** WHAT TO PRODUCE **
Find the lines below that contain the word "this" and count them. Only the number should be given.

** RECORD EXCERPTS **
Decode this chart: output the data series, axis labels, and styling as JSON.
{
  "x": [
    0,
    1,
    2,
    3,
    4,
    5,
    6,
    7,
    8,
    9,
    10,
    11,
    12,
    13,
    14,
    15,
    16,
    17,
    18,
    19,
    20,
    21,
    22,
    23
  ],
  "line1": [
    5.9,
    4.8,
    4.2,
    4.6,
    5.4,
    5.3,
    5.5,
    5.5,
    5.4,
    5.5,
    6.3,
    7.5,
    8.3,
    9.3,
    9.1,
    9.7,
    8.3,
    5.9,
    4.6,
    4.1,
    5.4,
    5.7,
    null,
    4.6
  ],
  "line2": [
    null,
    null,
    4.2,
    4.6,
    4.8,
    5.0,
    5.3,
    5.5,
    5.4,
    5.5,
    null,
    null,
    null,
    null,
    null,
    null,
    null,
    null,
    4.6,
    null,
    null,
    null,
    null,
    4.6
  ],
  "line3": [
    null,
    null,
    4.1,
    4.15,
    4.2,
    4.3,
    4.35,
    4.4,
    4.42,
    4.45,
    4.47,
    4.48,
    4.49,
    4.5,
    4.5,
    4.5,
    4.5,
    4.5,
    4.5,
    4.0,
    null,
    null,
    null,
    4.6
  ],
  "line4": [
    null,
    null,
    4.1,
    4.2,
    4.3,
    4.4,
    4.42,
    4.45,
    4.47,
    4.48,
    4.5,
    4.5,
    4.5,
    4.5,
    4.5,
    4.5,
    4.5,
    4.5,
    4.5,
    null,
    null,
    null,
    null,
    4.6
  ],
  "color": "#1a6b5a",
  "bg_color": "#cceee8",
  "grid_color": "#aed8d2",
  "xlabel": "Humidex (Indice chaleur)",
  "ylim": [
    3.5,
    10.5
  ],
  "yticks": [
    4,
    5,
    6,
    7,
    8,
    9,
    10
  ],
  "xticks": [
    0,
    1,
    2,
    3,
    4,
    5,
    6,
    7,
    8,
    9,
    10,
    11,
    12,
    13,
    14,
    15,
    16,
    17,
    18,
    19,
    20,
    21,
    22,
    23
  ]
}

* * *

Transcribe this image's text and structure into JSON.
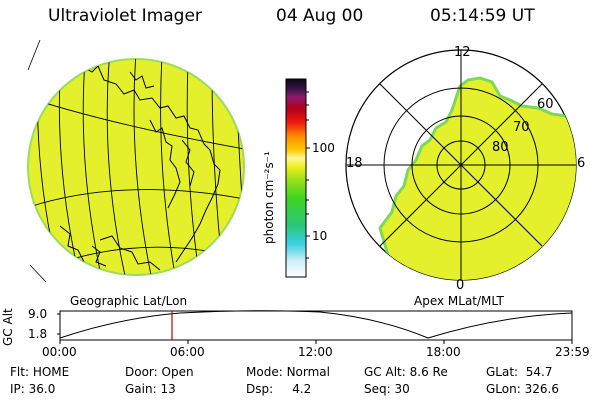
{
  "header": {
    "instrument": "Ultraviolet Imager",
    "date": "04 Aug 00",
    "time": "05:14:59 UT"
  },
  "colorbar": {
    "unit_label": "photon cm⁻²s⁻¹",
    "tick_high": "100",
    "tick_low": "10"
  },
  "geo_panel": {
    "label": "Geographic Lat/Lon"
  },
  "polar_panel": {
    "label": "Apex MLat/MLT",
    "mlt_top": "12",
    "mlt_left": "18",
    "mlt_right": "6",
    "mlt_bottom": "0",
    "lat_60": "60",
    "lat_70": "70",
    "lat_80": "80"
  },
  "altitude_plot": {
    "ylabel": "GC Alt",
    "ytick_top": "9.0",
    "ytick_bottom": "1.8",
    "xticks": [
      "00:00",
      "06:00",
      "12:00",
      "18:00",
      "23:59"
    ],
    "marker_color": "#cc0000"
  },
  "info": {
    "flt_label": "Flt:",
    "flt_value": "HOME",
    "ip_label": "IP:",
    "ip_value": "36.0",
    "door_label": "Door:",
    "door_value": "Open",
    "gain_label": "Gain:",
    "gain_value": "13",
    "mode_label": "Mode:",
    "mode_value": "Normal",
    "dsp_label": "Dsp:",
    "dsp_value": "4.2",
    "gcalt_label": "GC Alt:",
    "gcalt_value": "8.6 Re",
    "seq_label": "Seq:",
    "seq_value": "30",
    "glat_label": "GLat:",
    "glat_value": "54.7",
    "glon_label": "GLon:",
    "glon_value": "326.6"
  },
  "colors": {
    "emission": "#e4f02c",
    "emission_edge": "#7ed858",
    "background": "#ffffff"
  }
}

...

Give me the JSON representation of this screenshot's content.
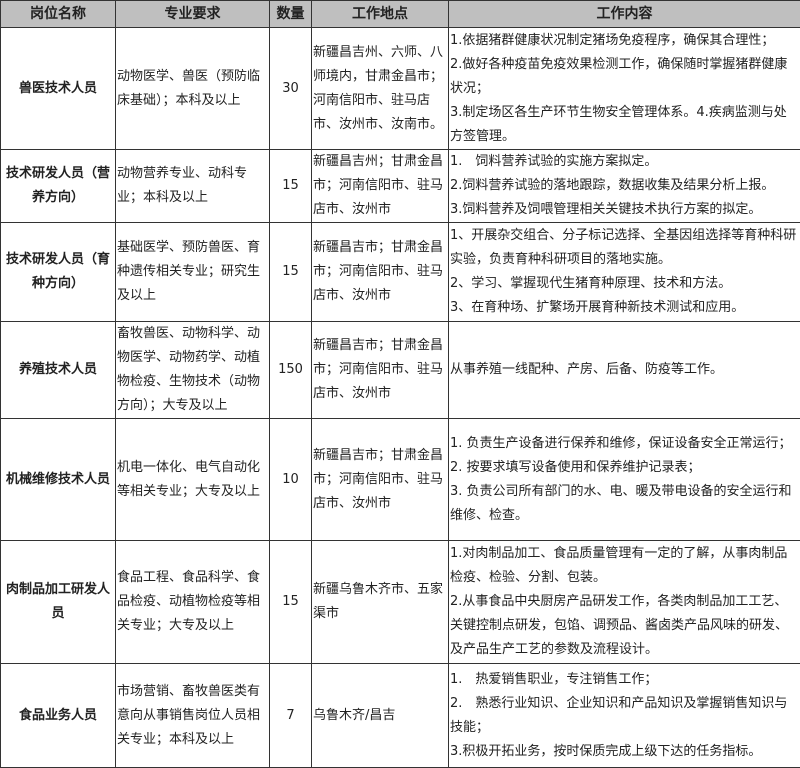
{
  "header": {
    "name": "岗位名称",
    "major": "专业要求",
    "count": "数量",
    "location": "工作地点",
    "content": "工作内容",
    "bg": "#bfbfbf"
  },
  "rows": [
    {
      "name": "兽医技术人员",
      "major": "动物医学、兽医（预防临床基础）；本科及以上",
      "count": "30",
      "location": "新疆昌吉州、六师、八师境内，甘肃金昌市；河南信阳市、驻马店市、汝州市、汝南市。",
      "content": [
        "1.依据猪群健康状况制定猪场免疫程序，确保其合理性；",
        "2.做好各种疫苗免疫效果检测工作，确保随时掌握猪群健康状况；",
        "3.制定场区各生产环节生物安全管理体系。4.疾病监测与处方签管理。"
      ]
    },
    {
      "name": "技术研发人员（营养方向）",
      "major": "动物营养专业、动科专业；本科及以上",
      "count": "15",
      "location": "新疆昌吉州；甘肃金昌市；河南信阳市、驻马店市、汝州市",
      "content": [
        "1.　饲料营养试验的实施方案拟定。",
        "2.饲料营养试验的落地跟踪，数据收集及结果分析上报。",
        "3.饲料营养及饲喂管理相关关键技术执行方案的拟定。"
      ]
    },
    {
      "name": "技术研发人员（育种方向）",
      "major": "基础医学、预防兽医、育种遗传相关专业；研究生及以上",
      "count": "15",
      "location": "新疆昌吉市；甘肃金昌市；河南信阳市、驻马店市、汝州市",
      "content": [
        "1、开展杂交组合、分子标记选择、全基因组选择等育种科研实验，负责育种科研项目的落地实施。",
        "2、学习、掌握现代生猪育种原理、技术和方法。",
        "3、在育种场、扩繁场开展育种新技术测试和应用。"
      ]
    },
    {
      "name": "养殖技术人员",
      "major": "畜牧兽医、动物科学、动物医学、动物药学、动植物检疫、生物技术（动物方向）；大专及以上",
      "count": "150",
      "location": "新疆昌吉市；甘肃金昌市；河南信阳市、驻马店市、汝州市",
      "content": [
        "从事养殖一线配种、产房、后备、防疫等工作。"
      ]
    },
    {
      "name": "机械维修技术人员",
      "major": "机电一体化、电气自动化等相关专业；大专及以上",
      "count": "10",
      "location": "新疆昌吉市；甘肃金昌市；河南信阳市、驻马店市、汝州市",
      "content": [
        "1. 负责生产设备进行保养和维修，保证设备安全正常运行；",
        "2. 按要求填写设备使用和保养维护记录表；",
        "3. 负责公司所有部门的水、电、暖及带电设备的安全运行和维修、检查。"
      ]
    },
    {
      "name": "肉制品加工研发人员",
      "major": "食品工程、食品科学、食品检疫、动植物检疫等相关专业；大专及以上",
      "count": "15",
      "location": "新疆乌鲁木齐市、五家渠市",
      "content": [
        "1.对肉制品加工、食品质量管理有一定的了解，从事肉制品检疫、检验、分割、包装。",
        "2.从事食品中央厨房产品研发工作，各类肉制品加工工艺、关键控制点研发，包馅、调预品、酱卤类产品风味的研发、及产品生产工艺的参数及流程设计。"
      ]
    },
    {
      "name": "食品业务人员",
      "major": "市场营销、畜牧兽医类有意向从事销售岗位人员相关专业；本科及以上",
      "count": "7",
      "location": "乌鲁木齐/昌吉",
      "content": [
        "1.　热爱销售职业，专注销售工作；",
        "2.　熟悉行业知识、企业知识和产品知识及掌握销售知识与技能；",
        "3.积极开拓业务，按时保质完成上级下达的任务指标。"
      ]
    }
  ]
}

** TASK RESULT **
3